··· Entries shown

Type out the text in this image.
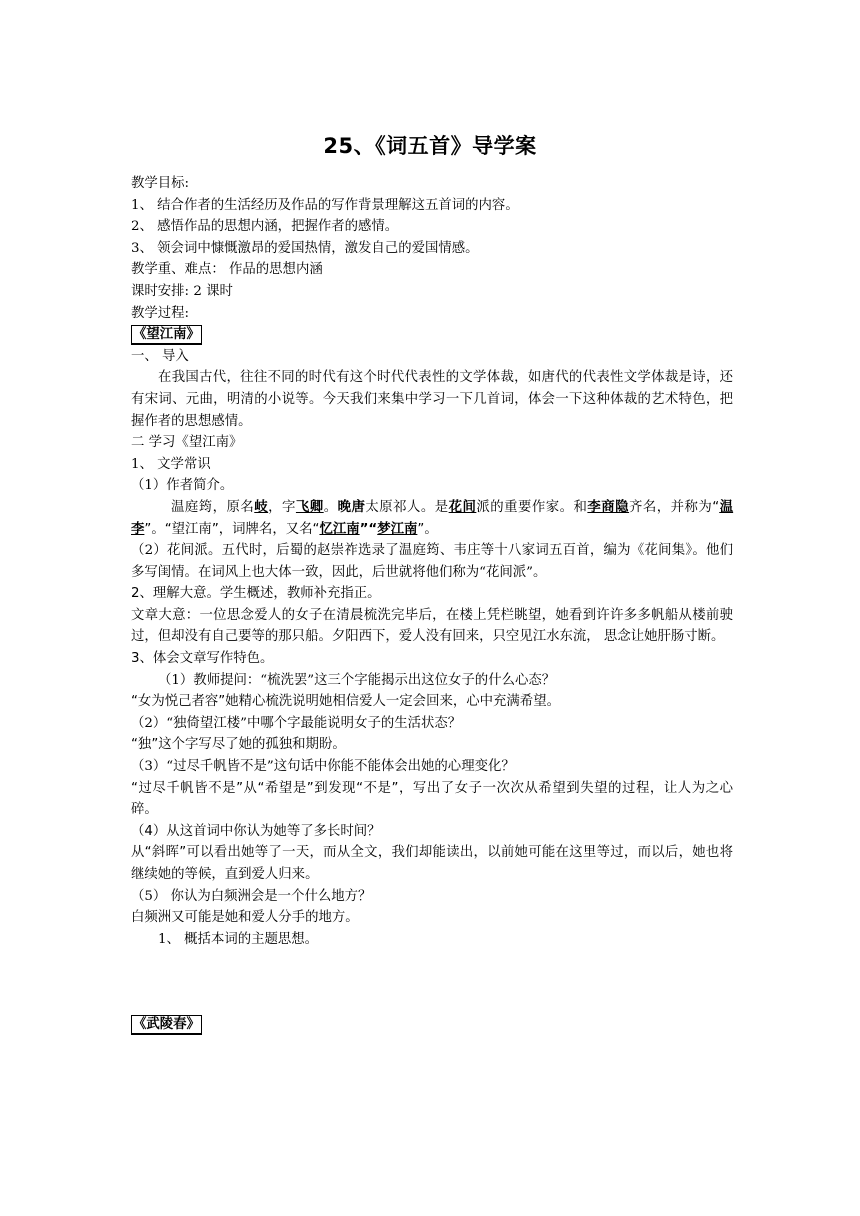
25、《词五首》导学案
教学目标:
1、 结合作者的生活经历及作品的写作背景理解这五首词的内容。
2、 感悟作品的思想内涵，把握作者的感情。
3、 领会词中慷慨激昂的爱国热情，激发自己的爱国情感。
教学重、难点： 作品的思想内涵
课时安排: 2 课时
教学过程:
《望江南》
一、 导入
在我国古代，往往不同的时代有这个时代代表性的文学体裁，如唐代的代表性文学体裁是诗，还有宋词、元曲，明清的小说等。今天我们来集中学习一下几首词，体会一下这种体裁的艺术特色，把握作者的思想感情。
二 学习《望江南》
1、 文学常识
（1）作者简介。
温庭筠，原名岐，字飞卿。晚唐太原祁人。是花间派的重要作家。和李商隐齐名，并称为“温李”。“望江南”，词牌名，又名“忆江南”“梦江南”。
（2）花间派。五代时，后蜀的赵崇祚选录了温庭筠、韦庄等十八家词五百首，编为《花间集》。他们多写闺情。在词风上也大体一致，因此，后世就将他们称为“花间派”。
2、理解大意。学生概述，教师补充指正。
文章大意：一位思念爱人的女子在清晨梳洗完毕后，在楼上凭栏眺望，她看到许许多多帆船从楼前驶过，但却没有自己要等的那只船。夕阳西下，爱人没有回来，只空见江水东流， 思念让她肝肠寸断。
3、体会文章写作特色。
（1）教师提问：“梳洗罢”这三个字能揭示出这位女子的什么心态？
“女为悦己者容”她精心梳洗说明她相信爱人一定会回来，心中充满希望。
（2）“独倚望江楼”中哪个字最能说明女子的生活状态？
“独”这个字写尽了她的孤独和期盼。
（3）“过尽千帆皆不是”这句话中你能不能体会出她的心理变化？
“过尽千帆皆不是”从“希望是”到发现“不是”，写出了女子一次次从希望到失望的过程，让人为之心碎。
（4）从这首词中你认为她等了多长时间？
从“斜晖”可以看出她等了一天，而从全文，我们却能读出，以前她可能在这里等过，而以后，她也将继续她的等候，直到爱人归来。
（5） 你认为白频洲会是一个什么地方？
白频洲又可能是她和爱人分手的地方。
1、 概括本词的主题思想。
《武陵春》
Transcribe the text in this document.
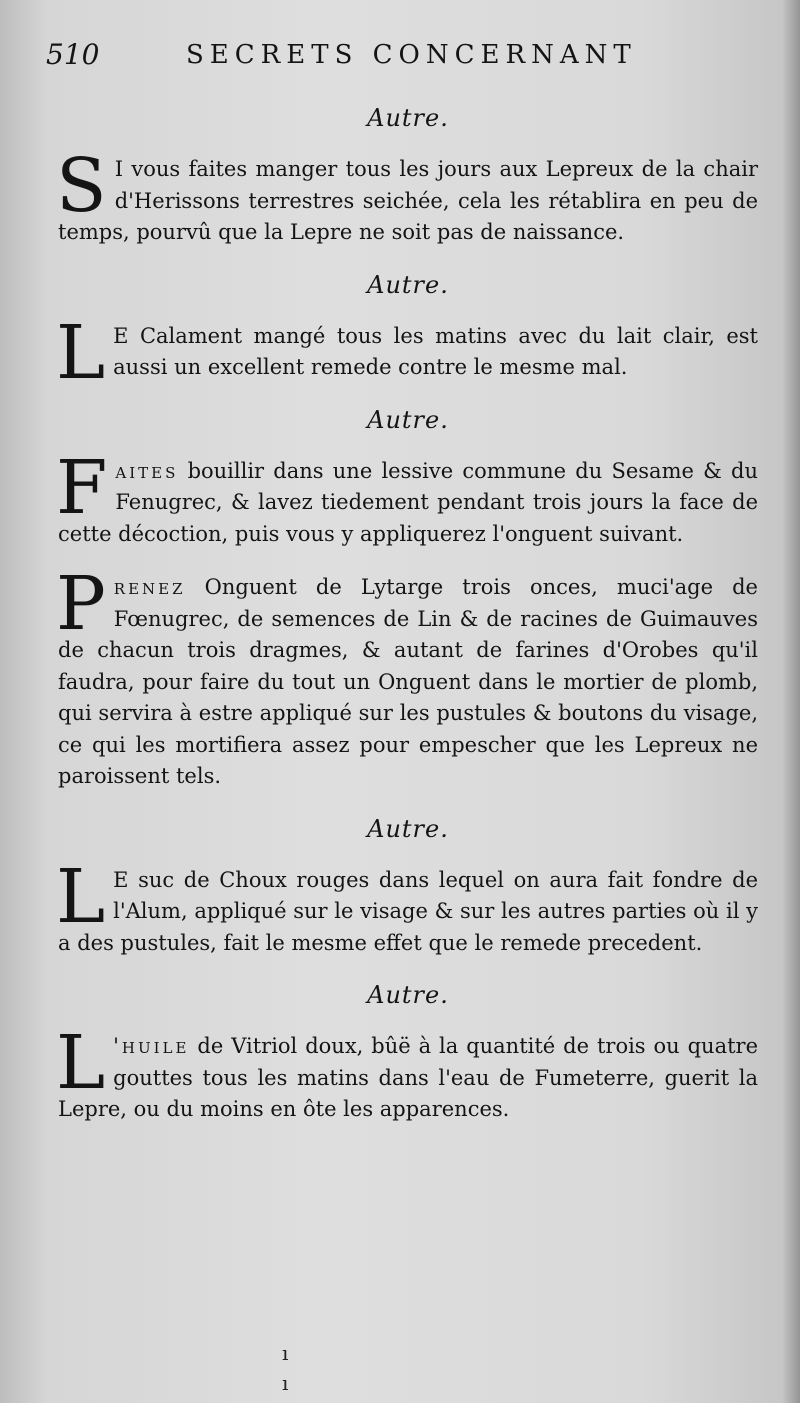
510	SECRETS CONCERNANT
Autre.

S I vous faites manger tous les jours aux Lepreux de la chair d'Herissons terrestres seichée, cela les rétablira en peu de temps, pourvû que la Lepre ne soit pas de naissance.

Autre.

L E Calament mangé tous les matins avec du lait clair, est aussi un excellent remede contre le mesme mal.

Autre.

Faites bouillir dans une lessive commune du Sesame & du Fenugrec, & lavez tiedement pendant trois jours la face de cette décoction, puis vous y appliquerez l'onguent suivant.

Prenez Onguent de Lytarge trois onces, muci'age de Fœnugrec, de semences de Lin & de racines de Guimauves de chacun trois dragmes, & autant de farines d'Orobes qu'il faudra, pour faire du tout un Onguent dans le mortier de plomb, qui servira à estre appliqué sur les pustules & boutons du visage, ce qui les mortifiera assez pour empescher que les Lepreux ne paroissent tels.

Autre.

L E suc de Choux rouges dans lequel on aura fait fondre de l'Alum, appliqué sur le visage & sur les autres parties où il y a des pustules, fait le mesme effet que le remede precedent.

Autre.

L 'huile de Vitriol doux, bûë à la quantité de trois ou quatre gouttes tous les matins dans l'eau de Fumeterre, guerit la Lepre, ou du moins en ôte les apparences.

ı
ı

······

Brief: Copy each line in the data that holds the word "Lepreux".

Expected answer:
S I vous faites manger tous les jours aux Lepreux de la chair d'Herissons terrestres seichée, cela les rétablira en peu de temps, pourvû que la Lepre ne soit pas de naissance.
Prenez Onguent de Lytarge trois onces, muci'age de Fœnugrec, de semences de Lin & de racines de Guimauves de chacun trois dragmes, & autant de farines d'Orobes qu'il faudra, pour faire du tout un Onguent dans le mortier de plomb, qui servira à estre appliqué sur les pustules & boutons du visage, ce qui les mortifiera assez pour empescher que les Lepreux ne paroissent tels.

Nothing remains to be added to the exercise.